Human immunodeficiency virus (HIV) infection is a viral infection that progressively destroys the white blood cells and causes acquired immunodeficiency syndrome (AIDS).

Only about 2% of the people infected with HIV in the United States are children or adolescents. Worldwide, HIV is a much more common problem in children.

The two human immunodeficiency viruses--HIV-1 and HIV-2--progressively destroy certain types of white blood cells called lymphocytes, which are an important part of the body's immune defenses. When these lymphocytes are destroyed, the body becomes susceptible to attack by many other infectious organisms. Many of the symptoms and complications of HIV infection, including death,are the result of these other infections and not of the HIV infection itself. HIV infection may lead to various troublesome infections with organisms that do not ordinarily infect healthy people. These are termed opportunistic infections; these infections may result from viruses, parasites, and--in children, unlike in adults--bacteria.

Acquired immunodeficiency syndrome (AIDS) is the most severe form of HIV infection. A child with HIV infection is considered to have AIDS when at least one complicating illness develops or there is a significant decline in the body's ability to defend itself from infection.

Transmission of Infection

In young children, HIV infection is nearly always acquired from the mother. Less than 7% of children now living with AIDS acquired the infection from other sources, including blood transfusion (from blood products used to treat hemophilia) or sexual abuse. Because of improved safety measures in blood and blood products, very few current infections result from these mechanisms.

As many as 7,000 HIV-infected women give birth each year in the United States. Without preventive measures, one fourth to one third of them would transmit the infection to their baby. The risk is highest in mothers who acquire the infection during pregnancy, who have more virus in their bodies, or who are severely ill. Transmission often takes place during labor and delivery.

_Work to complete_.
[a] According to the text on HIV in children, what share of the people infected with HIV in the United States are children or adolescents?
[b] Decide whether each statement agrees with the text on HIV in children. For each, answer yes or no and quote the deciding words. (i) HIV-2 is one of the two human immunodeficiency viruses. (ii) Transmission from mother to baby often takes place during labor and delivery. (iii) In children, opportunistic infections do not result from bacteria.
[c] Edit the text on HIV in children between "Acquired immunodeficiency syndrome (AIDS) is" and "from these mechanisms.", inclusive, changing "complicating illness" to "complicating condition".

Document layout analysis material:
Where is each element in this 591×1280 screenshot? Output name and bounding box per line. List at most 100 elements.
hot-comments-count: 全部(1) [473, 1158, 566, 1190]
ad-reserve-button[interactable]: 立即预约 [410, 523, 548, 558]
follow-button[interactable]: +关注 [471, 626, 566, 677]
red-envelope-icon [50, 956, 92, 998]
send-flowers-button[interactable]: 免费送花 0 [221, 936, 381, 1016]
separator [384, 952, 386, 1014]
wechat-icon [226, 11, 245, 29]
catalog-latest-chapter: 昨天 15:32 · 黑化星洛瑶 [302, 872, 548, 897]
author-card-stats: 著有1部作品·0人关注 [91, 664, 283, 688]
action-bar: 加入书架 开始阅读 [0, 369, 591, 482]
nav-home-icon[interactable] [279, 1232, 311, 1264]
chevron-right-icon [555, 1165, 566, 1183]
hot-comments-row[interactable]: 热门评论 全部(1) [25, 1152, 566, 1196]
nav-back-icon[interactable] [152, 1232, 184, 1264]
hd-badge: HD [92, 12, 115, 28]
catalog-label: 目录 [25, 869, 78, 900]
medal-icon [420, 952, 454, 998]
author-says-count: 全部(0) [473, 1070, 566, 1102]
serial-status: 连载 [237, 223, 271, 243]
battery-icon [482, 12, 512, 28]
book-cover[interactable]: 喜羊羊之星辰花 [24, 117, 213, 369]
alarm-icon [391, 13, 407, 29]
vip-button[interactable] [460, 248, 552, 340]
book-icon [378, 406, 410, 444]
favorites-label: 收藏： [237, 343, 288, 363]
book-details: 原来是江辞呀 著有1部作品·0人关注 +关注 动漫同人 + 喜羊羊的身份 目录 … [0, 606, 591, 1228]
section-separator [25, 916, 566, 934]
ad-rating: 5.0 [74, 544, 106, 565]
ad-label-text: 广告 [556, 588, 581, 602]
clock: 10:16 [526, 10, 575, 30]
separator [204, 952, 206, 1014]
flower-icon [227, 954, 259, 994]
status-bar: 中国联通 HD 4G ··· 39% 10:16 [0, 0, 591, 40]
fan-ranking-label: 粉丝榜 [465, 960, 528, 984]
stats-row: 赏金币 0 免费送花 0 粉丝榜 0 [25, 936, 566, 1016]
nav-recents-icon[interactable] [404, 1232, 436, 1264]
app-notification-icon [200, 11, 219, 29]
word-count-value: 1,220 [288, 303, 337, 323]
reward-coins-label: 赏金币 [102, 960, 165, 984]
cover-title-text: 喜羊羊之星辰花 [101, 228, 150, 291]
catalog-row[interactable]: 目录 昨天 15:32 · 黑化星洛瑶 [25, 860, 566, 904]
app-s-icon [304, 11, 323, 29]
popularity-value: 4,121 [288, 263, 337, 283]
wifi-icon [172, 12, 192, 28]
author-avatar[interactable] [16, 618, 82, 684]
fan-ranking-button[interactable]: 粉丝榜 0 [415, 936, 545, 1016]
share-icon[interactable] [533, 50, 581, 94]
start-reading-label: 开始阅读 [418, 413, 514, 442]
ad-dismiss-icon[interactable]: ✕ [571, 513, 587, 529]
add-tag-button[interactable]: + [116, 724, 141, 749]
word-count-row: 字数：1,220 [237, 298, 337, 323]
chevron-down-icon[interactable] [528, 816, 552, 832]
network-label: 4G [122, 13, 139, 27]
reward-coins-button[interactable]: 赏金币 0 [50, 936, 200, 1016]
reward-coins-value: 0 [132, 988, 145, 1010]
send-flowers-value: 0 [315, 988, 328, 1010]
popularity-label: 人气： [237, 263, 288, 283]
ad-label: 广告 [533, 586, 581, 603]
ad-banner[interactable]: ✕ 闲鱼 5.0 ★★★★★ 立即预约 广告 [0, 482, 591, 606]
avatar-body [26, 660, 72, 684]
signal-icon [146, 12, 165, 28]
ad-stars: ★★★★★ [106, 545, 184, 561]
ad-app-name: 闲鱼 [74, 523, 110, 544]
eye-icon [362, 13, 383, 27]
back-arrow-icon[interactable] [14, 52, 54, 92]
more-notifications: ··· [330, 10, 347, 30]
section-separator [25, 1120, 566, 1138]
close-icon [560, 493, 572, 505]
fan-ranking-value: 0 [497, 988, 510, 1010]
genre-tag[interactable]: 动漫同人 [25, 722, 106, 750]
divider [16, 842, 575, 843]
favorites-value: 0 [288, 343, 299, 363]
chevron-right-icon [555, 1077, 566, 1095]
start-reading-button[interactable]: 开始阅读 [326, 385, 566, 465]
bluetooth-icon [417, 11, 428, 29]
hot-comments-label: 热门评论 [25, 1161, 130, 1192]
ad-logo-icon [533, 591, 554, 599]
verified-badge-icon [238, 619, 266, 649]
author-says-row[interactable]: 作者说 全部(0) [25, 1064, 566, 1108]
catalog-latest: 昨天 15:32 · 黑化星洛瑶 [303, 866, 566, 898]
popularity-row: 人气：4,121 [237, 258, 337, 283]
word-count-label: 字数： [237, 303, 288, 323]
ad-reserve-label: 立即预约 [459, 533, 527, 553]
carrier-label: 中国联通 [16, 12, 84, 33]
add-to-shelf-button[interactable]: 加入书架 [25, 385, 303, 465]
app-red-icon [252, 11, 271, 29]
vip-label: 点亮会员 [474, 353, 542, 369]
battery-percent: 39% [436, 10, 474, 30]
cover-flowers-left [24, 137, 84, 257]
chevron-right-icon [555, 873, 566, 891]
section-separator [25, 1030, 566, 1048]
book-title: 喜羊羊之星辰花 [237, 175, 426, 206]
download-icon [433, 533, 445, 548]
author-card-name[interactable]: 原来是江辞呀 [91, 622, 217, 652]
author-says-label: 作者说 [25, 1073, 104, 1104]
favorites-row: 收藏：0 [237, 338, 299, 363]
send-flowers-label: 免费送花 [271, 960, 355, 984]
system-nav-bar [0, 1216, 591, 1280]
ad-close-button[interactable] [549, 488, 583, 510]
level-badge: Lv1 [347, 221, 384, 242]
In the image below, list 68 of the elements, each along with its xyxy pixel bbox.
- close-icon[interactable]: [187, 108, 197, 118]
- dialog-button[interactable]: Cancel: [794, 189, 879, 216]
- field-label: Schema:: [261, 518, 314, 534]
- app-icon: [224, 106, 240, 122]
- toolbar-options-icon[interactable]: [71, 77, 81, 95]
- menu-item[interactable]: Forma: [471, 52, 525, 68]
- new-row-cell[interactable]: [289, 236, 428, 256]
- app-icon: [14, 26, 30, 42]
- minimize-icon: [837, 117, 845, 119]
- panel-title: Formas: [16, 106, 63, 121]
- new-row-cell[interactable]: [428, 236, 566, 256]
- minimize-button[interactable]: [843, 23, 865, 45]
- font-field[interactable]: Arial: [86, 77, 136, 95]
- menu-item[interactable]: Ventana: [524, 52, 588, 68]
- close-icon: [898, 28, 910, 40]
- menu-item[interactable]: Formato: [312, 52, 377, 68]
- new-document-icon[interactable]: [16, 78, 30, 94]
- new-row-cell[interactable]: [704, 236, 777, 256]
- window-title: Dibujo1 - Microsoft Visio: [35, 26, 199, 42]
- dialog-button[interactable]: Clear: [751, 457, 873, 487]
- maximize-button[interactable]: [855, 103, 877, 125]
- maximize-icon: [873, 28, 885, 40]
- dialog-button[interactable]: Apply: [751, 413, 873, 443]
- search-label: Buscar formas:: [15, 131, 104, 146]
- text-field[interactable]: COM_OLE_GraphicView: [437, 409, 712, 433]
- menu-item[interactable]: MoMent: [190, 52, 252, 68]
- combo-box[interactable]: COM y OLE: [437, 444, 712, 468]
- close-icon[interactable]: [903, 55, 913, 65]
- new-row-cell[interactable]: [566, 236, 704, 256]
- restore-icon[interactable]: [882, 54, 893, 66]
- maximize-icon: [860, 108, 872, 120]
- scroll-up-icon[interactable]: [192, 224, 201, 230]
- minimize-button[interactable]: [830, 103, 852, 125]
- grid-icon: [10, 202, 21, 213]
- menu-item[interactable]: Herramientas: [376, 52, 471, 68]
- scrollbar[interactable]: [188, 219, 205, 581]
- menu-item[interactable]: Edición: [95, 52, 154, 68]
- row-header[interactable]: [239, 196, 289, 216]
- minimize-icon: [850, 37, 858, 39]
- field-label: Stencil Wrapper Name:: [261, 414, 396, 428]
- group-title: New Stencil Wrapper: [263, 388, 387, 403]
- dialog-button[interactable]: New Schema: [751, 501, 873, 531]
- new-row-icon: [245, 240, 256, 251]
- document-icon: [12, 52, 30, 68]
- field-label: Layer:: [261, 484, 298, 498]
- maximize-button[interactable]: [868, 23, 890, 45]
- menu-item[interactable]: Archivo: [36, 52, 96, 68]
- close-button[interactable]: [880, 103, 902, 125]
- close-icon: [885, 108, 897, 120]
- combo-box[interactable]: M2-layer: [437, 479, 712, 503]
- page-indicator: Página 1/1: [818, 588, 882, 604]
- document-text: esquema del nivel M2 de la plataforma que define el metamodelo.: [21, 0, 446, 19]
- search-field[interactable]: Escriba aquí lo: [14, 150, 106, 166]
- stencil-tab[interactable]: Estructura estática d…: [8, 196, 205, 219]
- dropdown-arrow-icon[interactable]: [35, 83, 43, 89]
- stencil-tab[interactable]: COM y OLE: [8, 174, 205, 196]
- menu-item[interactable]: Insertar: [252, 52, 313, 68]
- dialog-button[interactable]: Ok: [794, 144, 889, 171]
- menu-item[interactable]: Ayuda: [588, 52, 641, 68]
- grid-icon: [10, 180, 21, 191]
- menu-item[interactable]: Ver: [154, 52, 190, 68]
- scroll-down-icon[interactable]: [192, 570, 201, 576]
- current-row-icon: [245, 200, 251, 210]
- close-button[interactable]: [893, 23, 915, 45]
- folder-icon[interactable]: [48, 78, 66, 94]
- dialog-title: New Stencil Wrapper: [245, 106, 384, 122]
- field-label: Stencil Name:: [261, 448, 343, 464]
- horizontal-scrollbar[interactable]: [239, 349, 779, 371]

_Solutions to the exercise_.
[a] About 2%.

[b]
(i) Yes: "The two human immunodeficiency viruses--HIV-1 and HIV-2"
(ii) Yes: "Transmission often takes place during labor and delivery."
(iii) No: "these infections may result from viruses, parasites, and--in children, unlike in adults--bacteria."

[c]
Acquired immunodeficiency syndrome (AIDS) is the most severe form of HIV infection. A child with HIV infection is considered to have AIDS when at least one complicating condition develops or there is a significant decline in the body's ability to defend itself from infection.

Transmission of Infection

In young children, HIV infection is nearly always acquired from the mother. Less than 7% of children now living with AIDS acquired the infection from other sources, including blood transfusion (from blood products used to treat hemophilia) or sexual abuse. Because of improved safety measures in blood and blood products, very few current infections result from these mechanisms.